(Stored items from a collection)
★ ★ ★ ★ ★ ★ ★

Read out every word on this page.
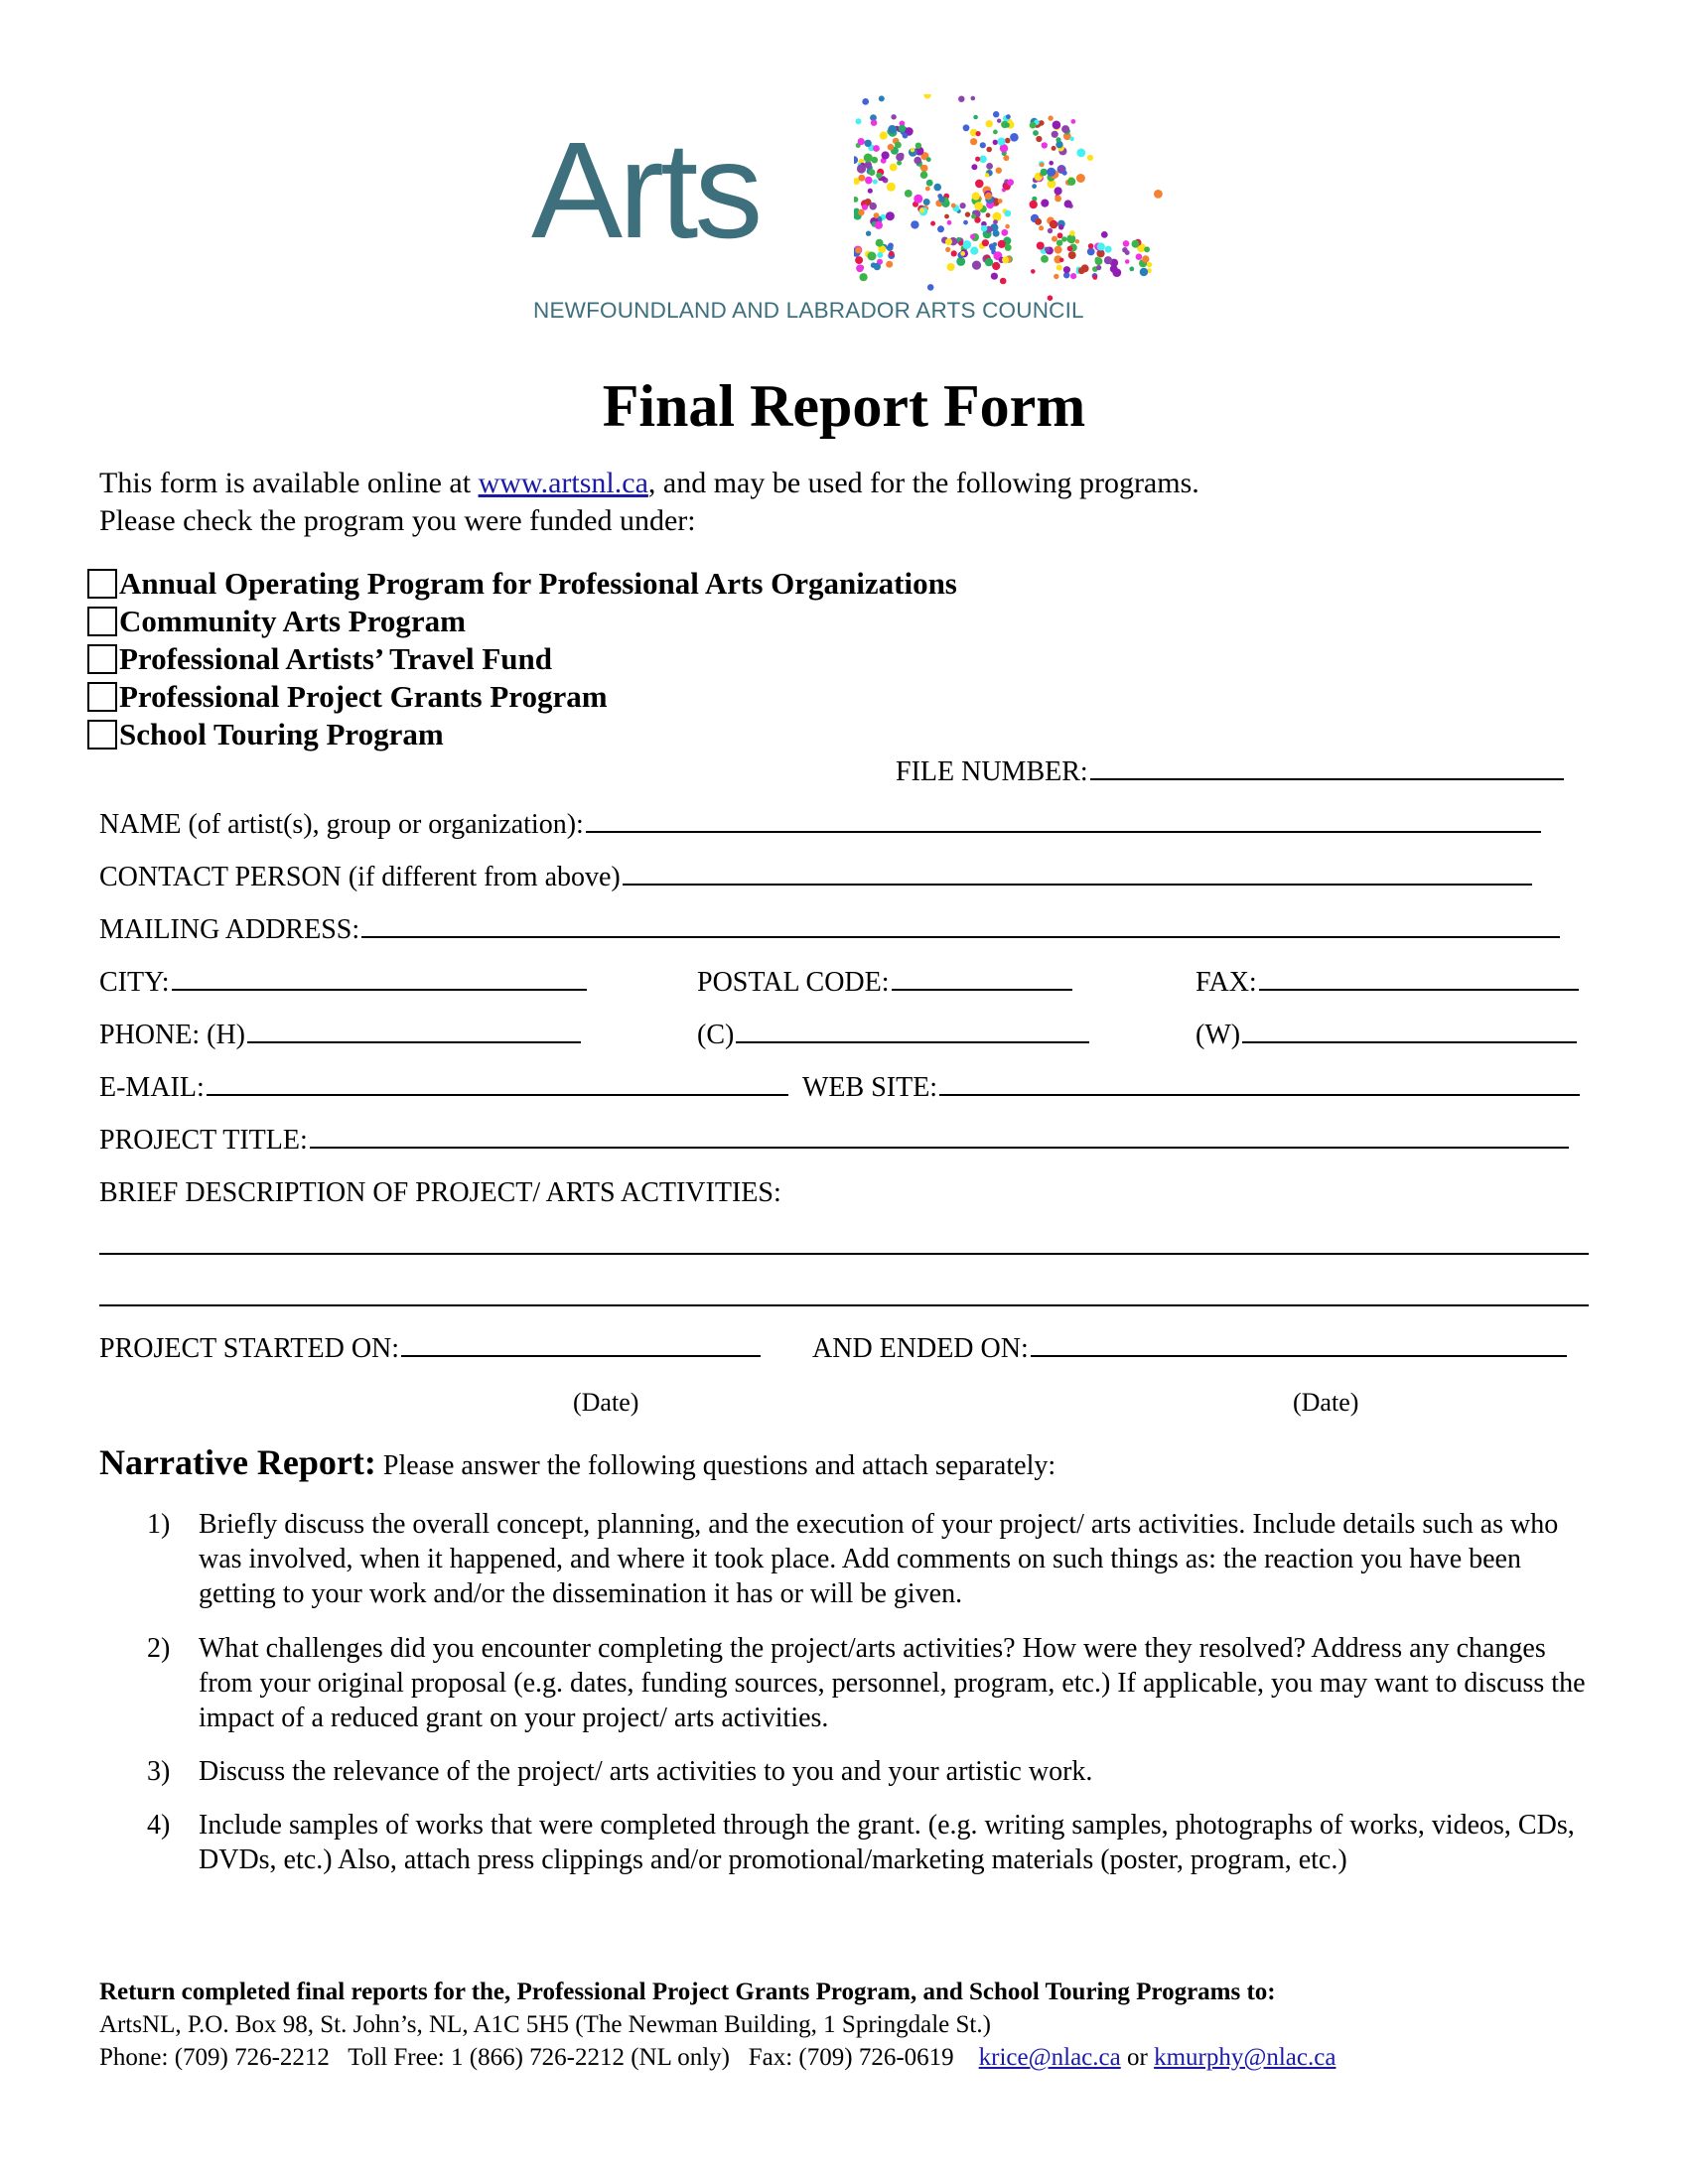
Arts
NEWFOUNDLAND AND LABRADOR ARTS COUNCIL
Final Report Form
This form is available online at www.artsnl.ca, and may be used for the following programs.
Please check the program you were funded under:
Annual Operating Program for Professional Arts Organizations
Community Arts Program
Professional Artists’ Travel Fund
Professional Project Grants Program
School Touring Program
FILE NUMBER:
NAME (of artist(s), group or organization):
CONTACT PERSON (if different from above)
MAILING ADDRESS:
CITY:	POSTAL CODE:	FAX:
PHONE: (H)	(C)	(W)
E-MAIL:	WEB SITE:
PROJECT TITLE:
BRIEF DESCRIPTION OF PROJECT/ ARTS ACTIVITIES:
PROJECT STARTED ON:	AND ENDED ON:
(Date)	(Date)
Narrative Report: Please answer the following questions and attach separately:
1) Briefly discuss the overall concept, planning, and the execution of your project/ arts activities. Include details such as who was involved, when it happened, and where it took place. Add comments on such things as: the reaction you have been getting to your work and/or the dissemination it has or will be given.
2) What challenges did you encounter completing the project/arts activities? How were they resolved? Address any changes from your original proposal (e.g. dates, funding sources, personnel, program, etc.) If applicable, you may want to discuss the impact of a reduced grant on your project/ arts activities.
3) Discuss the relevance of the project/ arts activities to you and your artistic work.
4) Include samples of works that were completed through the grant. (e.g. writing samples, photographs of works, videos, CDs, DVDs, etc.) Also, attach press clippings and/or promotional/marketing materials (poster, program, etc.)
Return completed final reports for the, Professional Project Grants Program, and School Touring Programs to:
ArtsNL, P.O. Box 98, St. John’s, NL, A1C 5H5 (The Newman Building, 1 Springdale St.)
Phone: (709) 726-2212   Toll Free: 1 (866) 726-2212 (NL only)   Fax: (709) 726-0619    krice@nlac.ca or kmurphy@nlac.ca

★ ★ ★ ★ ★ ★ ★

■ Exercise goal
Your task is to set down the records shown above exactly, minus any pictures.

■ Correct result
Read out every word on this page.
Arts
NEWFOUNDLAND AND LABRADOR ARTS COUNCIL
Final Report Form
This form is available online at www.artsnl.ca, and may be used for the following programs.
Please check the program you were funded under:
Annual Operating Program for Professional Arts Organizations
Community Arts Program
Professional Artists’ Travel Fund
Professional Project Grants Program
School Touring Program
FILE NUMBER:
NAME (of artist(s), group or organization):
CONTACT PERSON (if different from above)
MAILING ADDRESS:
CITY:	POSTAL CODE:	FAX:
PHONE: (H)	(C)	(W)
E-MAIL:	WEB SITE:
PROJECT TITLE:
BRIEF DESCRIPTION OF PROJECT/ ARTS ACTIVITIES:
PROJECT STARTED ON:	AND ENDED ON:
(Date)	(Date)
Narrative Report: Please answer the following questions and attach separately:
1) Briefly discuss the overall concept, planning, and the execution of your project/ arts activities. Include details such as who was involved, when it happened, and where it took place. Add comments on such things as: the reaction you have been getting to your work and/or the dissemination it has or will be given.
2) What challenges did you encounter completing the project/arts activities? How were they resolved? Address any changes from your original proposal (e.g. dates, funding sources, personnel, program, etc.) If applicable, you may want to discuss the impact of a reduced grant on your project/ arts activities.
3) Discuss the relevance of the project/ arts activities to you and your artistic work.
4) Include samples of works that were completed through the grant. (e.g. writing samples, photographs of works, videos, CDs, DVDs, etc.) Also, attach press clippings and/or promotional/marketing materials (poster, program, etc.)
Return completed final reports for the, Professional Project Grants Program, and School Touring Programs to:
ArtsNL, P.O. Box 98, St. John’s, NL, A1C 5H5 (The Newman Building, 1 Springdale St.)
Phone: (709) 726-2212   Toll Free: 1 (866) 726-2212 (NL only)   Fax: (709) 726-0619    krice@nlac.ca or kmurphy@nlac.ca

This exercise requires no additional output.